** start INPUT RECORDS **

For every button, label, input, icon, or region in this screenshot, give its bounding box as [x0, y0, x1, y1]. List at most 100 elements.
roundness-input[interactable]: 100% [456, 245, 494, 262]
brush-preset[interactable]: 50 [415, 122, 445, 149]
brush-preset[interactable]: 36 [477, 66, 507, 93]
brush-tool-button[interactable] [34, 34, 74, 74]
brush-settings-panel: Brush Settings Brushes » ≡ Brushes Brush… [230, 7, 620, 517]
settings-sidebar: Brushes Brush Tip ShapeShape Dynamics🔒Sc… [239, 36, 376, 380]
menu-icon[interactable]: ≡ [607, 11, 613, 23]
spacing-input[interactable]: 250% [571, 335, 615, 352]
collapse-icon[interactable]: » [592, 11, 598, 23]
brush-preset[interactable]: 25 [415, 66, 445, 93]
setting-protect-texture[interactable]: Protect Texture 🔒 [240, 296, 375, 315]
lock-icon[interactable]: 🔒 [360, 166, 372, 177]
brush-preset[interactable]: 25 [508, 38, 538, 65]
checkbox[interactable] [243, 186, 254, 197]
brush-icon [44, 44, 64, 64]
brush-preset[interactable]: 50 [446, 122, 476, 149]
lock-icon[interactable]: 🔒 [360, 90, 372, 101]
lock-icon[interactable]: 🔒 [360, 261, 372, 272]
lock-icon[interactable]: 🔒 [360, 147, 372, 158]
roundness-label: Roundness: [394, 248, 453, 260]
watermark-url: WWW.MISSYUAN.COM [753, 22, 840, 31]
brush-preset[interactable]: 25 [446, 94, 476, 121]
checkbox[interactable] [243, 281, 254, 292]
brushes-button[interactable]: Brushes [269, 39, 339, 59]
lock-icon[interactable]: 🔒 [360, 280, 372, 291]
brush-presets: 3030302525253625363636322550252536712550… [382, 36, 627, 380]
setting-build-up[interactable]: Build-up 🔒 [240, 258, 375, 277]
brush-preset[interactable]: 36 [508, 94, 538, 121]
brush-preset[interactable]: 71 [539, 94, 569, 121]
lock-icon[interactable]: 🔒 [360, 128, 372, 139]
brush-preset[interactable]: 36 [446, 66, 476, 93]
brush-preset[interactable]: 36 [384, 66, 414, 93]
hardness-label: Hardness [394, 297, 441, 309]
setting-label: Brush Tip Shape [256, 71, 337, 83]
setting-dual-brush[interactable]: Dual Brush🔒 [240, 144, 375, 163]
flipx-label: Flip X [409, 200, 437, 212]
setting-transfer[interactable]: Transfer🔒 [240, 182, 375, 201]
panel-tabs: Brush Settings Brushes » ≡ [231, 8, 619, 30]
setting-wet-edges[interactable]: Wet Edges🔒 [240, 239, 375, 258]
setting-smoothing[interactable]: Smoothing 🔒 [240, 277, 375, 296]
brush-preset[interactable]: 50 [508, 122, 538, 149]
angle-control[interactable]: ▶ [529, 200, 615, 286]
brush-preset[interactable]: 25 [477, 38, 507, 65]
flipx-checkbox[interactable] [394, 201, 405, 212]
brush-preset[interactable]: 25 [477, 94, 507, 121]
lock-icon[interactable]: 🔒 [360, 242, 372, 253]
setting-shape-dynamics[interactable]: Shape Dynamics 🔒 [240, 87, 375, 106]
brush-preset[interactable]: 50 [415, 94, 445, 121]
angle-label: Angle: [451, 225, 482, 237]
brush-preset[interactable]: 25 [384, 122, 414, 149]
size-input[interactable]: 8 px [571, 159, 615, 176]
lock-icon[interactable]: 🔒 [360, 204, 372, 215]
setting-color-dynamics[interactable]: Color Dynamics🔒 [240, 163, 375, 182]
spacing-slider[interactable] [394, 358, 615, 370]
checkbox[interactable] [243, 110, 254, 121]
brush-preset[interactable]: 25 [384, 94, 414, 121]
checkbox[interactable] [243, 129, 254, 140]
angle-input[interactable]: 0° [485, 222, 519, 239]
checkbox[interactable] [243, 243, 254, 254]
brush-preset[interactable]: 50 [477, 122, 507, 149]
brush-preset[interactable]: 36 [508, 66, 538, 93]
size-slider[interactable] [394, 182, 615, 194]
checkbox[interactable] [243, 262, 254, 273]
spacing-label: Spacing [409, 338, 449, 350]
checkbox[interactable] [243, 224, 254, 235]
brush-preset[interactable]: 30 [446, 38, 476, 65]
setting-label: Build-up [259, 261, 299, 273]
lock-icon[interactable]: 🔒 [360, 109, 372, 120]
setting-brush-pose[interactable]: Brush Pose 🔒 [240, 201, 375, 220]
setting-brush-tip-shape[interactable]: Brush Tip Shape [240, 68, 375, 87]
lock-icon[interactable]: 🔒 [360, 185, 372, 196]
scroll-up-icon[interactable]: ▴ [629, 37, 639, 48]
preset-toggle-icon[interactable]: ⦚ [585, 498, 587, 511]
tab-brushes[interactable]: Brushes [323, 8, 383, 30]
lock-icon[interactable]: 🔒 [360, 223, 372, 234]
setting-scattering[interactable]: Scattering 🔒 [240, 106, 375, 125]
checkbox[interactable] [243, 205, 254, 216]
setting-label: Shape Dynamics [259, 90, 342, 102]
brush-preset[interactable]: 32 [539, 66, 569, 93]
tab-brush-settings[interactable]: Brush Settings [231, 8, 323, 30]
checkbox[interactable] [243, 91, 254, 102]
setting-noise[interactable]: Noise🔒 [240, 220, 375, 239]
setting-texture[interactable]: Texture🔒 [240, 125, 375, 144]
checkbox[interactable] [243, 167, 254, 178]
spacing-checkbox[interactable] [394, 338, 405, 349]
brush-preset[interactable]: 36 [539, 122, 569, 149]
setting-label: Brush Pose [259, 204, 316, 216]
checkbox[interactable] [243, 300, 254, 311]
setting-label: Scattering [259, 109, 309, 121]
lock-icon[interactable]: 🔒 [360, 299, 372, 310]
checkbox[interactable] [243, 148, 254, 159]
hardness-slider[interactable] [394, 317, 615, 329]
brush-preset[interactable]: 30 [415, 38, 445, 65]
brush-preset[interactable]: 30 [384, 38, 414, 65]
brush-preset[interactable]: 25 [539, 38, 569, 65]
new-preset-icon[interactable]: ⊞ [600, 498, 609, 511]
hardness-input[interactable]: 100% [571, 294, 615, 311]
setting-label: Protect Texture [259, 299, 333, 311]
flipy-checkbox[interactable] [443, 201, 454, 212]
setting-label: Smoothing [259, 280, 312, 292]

** end INPUT RECORDS **

* EXERCISE DIRECTIONS:
Please format every line of the listing as a JSON list of strings, one string per line, leaving out any blank lines.

* REPLY TO THE EXERCISE:
[
  "For every button, label, input, icon, or region in this screenshot, give its bounding box as [x0, y0, x1, y1]. List at most 100 elements.",
  "roundness-input[interactable]: 100% [456, 245, 494, 262]",
  "brush-preset[interactable]: 50 [415, 122, 445, 149]",
  "brush-preset[interactable]: 36 [477, 66, 507, 93]",
  "brush-tool-button[interactable] [34, 34, 74, 74]",
  "brush-settings-panel: Brush Settings Brushes » ≡ Brushes Brush… [230, 7, 620, 517]",
  "settings-sidebar: Brushes Brush Tip ShapeShape Dynamics🔒Sc… [239, 36, 376, 380]",
  "menu-icon[interactable]: ≡ [607, 11, 613, 23]",
  "spacing-input[interactable]: 250% [571, 335, 615, 352]",
  "collapse-icon[interactable]: » [592, 11, 598, 23]",
  "brush-preset[interactable]: 25 [415, 66, 445, 93]",
  "setting-protect-texture[interactable]: Protect Texture 🔒 [240, 296, 375, 315]",
  "lock-icon[interactable]: 🔒 [360, 166, 372, 177]",
  "brush-preset[interactable]: 25 [508, 38, 538, 65]",
  "checkbox[interactable] [243, 186, 254, 197]",
  "brush-icon [44, 44, 64, 64]",
  "brush-preset[interactable]: 50 [446, 122, 476, 149]",
  "lock-icon[interactable]: 🔒 [360, 90, 372, 101]",
  "lock-icon[interactable]: 🔒 [360, 261, 372, 272]",
  "lock-icon[interactable]: 🔒 [360, 147, 372, 158]",
  "roundness-label: Roundness: [394, 248, 453, 260]",
  "watermark-url: WWW.MISSYUAN.COM [753, 22, 840, 31]",
  "brush-preset[interactable]: 25 [446, 94, 476, 121]",
  "checkbox[interactable] [243, 281, 254, 292]",
  "brushes-button[interactable]: Brushes [269, 39, 339, 59]",
  "lock-icon[interactable]: 🔒 [360, 280, 372, 291]",
  "brush-presets: 3030302525253625363636322550252536712550… [382, 36, 627, 380]",
  "setting-build-up[interactable]: Build-up 🔒 [240, 258, 375, 277]",
  "brush-preset[interactable]: 36 [508, 94, 538, 121]",
  "brush-preset[interactable]: 71 [539, 94, 569, 121]",
  "lock-icon[interactable]: 🔒 [360, 128, 372, 139]",
  "brush-preset[interactable]: 36 [446, 66, 476, 93]",
  "brush-preset[interactable]: 36 [384, 66, 414, 93]",
  "hardness-label: Hardness [394, 297, 441, 309]",
  "setting-label: Brush Tip Shape [256, 71, 337, 83]",
  "setting-dual-brush[interactable]: Dual Brush🔒 [240, 144, 375, 163]",
  "flipx-label: Flip X [409, 200, 437, 212]",
  "setting-transfer[interactable]: Transfer🔒 [240, 182, 375, 201]",
  "panel-tabs: Brush Settings Brushes » ≡ [231, 8, 619, 30]",
  "setting-wet-edges[interactable]: Wet Edges🔒 [240, 239, 375, 258]",
  "setting-smoothing[interactable]: Smoothing 🔒 [240, 277, 375, 296]",
  "brush-preset[interactable]: 50 [508, 122, 538, 149]",
  "angle-control[interactable]: ▶ [529, 200, 615, 286]",
  "brush-preset[interactable]: 25 [477, 38, 507, 65]",
  "flipx-checkbox[interactable] [394, 201, 405, 212]",
  "brush-preset[interactable]: 25 [477, 94, 507, 121]",
  "lock-icon[interactable]: 🔒 [360, 242, 372, 253]",
  "setting-shape-dynamics[interactable]: Shape Dynamics 🔒 [240, 87, 375, 106]",
  "brush-preset[interactable]: 50 [415, 94, 445, 121]",
  "angle-label: Angle: [451, 225, 482, 237]",
  "brush-preset[interactable]: 25 [384, 122, 414, 149]",
  "size-input[interactable]: 8 px [571, 159, 615, 176]",
  "lock-icon[interactable]: 🔒 [360, 204, 372, 215]",
  "setting-color-dynamics[interactable]: Color Dynamics🔒 [240, 163, 375, 182]",
  "spacing-slider[interactable] [394, 358, 615, 370]",
  "checkbox[interactable] [243, 110, 254, 121]",
  "brush-preset[interactable]: 25 [384, 94, 414, 121]",
  "checkbox[interactable] [243, 129, 254, 140]",
  "angle-input[interactable]: 0° [485, 222, 519, 239]",
  "checkbox[interactable] [243, 243, 254, 254]",
  "brush-preset[interactable]: 50 [477, 122, 507, 149]",
  "brush-preset[interactable]: 36 [508, 66, 538, 93]",
  "size-slider[interactable] [394, 182, 615, 194]",
  "checkbox[interactable] [243, 262, 254, 273]",
  "spacing-label: Spacing [409, 338, 449, 350]",
  "checkbox[interactable] [243, 224, 254, 235]",
  "brush-preset[interactable]: 30 [446, 38, 476, 65]",
  "setting-label: Build-up [259, 261, 299, 273]",
  "lock-icon[interactable]: 🔒 [360, 109, 372, 120]",
  "setting-brush-pose[interactable]: Brush Pose 🔒 [240, 201, 375, 220]",
  "setting-brush-tip-shape[interactable]: Brush Tip Shape [240, 68, 375, 87]",
  "lock-icon[interactable]: 🔒 [360, 185, 372, 196]",
  "scroll-up-icon[interactable]: ▴ [629, 37, 639, 48]",
  "preset-toggle-icon[interactable]: ⦚ [585, 498, 587, 511]",
  "tab-brushes[interactable]: Brushes [323, 8, 383, 30]",
  "lock-icon[interactable]: 🔒 [360, 223, 372, 234]",
  "setting-scattering[interactable]: Scattering 🔒 [240, 106, 375, 125]",
  "checkbox[interactable] [243, 205, 254, 216]",
  "setting-label: Shape Dynamics [259, 90, 342, 102]",
  "brush-preset[interactable]: 32 [539, 66, 569, 93]",
  "tab-brush-settings[interactable]: Brush Settings [231, 8, 323, 30]",
  "checkbox[interactable] [243, 91, 254, 102]",
  "setting-noise[interactable]: Noise🔒 [240, 220, 375, 239]",
  "setting-texture[interactable]: Texture🔒 [240, 125, 375, 144]",
  "checkbox[interactable] [243, 167, 254, 178]",
  "spacing-checkbox[interactable] [394, 338, 405, 349]",
  "brush-preset[interactable]: 36 [539, 122, 569, 149]",
  "setting-label: Brush Pose [259, 204, 316, 216]",
  "checkbox[interactable] [243, 300, 254, 311]",
  "setting-label: Scattering [259, 109, 309, 121]",
  "lock-icon[interactable]: 🔒 [360, 299, 372, 310]",
  "checkbox[interactable] [243, 148, 254, 159]",
  "hardness-slider[interactable] [394, 317, 615, 329]",
  "brush-preset[interactable]: 30 [415, 38, 445, 65]",
  "brush-preset[interactable]: 30 [384, 38, 414, 65]",
  "brush-preset[interactable]: 25 [539, 38, 569, 65]",
  "new-preset-icon[interactable]: ⊞ [600, 498, 609, 511]",
  "hardness-input[interactable]: 100% [571, 294, 615, 311]",
  "setting-label: Protect Texture [259, 299, 333, 311]",
  "flipy-checkbox[interactable] [443, 201, 454, 212]",
  "setting-label: Smoothing [259, 280, 312, 292]"
]